WHAT TO WORK ON: Your task is to quote the material that follows, in full and exactly.

EXERCISE INPUT:
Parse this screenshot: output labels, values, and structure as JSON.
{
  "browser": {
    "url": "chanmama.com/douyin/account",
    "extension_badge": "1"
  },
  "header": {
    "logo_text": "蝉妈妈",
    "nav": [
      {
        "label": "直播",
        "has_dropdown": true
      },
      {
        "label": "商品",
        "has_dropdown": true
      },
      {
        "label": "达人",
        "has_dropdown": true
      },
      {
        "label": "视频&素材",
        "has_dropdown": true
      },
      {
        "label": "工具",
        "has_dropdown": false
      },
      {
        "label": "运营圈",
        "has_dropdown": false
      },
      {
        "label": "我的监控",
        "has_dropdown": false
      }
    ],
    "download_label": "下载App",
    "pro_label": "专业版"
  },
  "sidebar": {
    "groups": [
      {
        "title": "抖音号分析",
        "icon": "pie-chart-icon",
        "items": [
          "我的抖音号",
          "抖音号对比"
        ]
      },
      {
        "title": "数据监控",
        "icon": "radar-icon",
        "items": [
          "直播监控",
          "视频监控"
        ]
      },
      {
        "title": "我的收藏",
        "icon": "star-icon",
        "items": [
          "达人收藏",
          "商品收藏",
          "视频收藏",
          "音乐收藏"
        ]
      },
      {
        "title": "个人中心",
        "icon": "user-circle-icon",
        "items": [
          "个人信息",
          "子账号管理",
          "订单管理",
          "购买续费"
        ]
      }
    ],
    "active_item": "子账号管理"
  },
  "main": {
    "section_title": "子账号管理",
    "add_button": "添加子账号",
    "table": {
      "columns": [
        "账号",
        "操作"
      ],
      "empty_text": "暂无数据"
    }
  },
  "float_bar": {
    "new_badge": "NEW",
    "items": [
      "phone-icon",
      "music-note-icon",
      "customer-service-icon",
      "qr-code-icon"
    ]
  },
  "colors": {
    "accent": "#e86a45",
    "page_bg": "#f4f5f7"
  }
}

REPLY TO THE TASK:
Parse this screenshot: output labels, values, and structure as JSON.
{
  "browser": {
    "url": "chanmama.com/douyin/account",
    "extension_badge": "1"
  },
  "header": {
    "logo_text": "蝉妈妈",
    "nav": [
      {
        "label": "直播",
        "has_dropdown": true
      },
      {
        "label": "商品",
        "has_dropdown": true
      },
      {
        "label": "达人",
        "has_dropdown": true
      },
      {
        "label": "视频&素材",
        "has_dropdown": true
      },
      {
        "label": "工具",
        "has_dropdown": false
      },
      {
        "label": "运营圈",
        "has_dropdown": false
      },
      {
        "label": "我的监控",
        "has_dropdown": false
      }
    ],
    "download_label": "下载App",
    "pro_label": "专业版"
  },
  "sidebar": {
    "groups": [
      {
        "title": "抖音号分析",
        "icon": "pie-chart-icon",
        "items": [
          "我的抖音号",
          "抖音号对比"
        ]
      },
      {
        "title": "数据监控",
        "icon": "radar-icon",
        "items": [
          "直播监控",
          "视频监控"
        ]
      },
      {
        "title": "我的收藏",
        "icon": "star-icon",
        "items": [
          "达人收藏",
          "商品收藏",
          "视频收藏",
          "音乐收藏"
        ]
      },
      {
        "title": "个人中心",
        "icon": "user-circle-icon",
        "items": [
          "个人信息",
          "子账号管理",
          "订单管理",
          "购买续费"
        ]
      }
    ],
    "active_item": "子账号管理"
  },
  "main": {
    "section_title": "子账号管理",
    "add_button": "添加子账号",
    "table": {
      "columns": [
        "账号",
        "操作"
      ],
      "empty_text": "暂无数据"
    }
  },
  "float_bar": {
    "new_badge": "NEW",
    "items": [
      "phone-icon",
      "music-note-icon",
      "customer-service-icon",
      "qr-code-icon"
    ]
  },
  "colors": {
    "accent": "#e86a45",
    "page_bg": "#f4f5f7"
  }
}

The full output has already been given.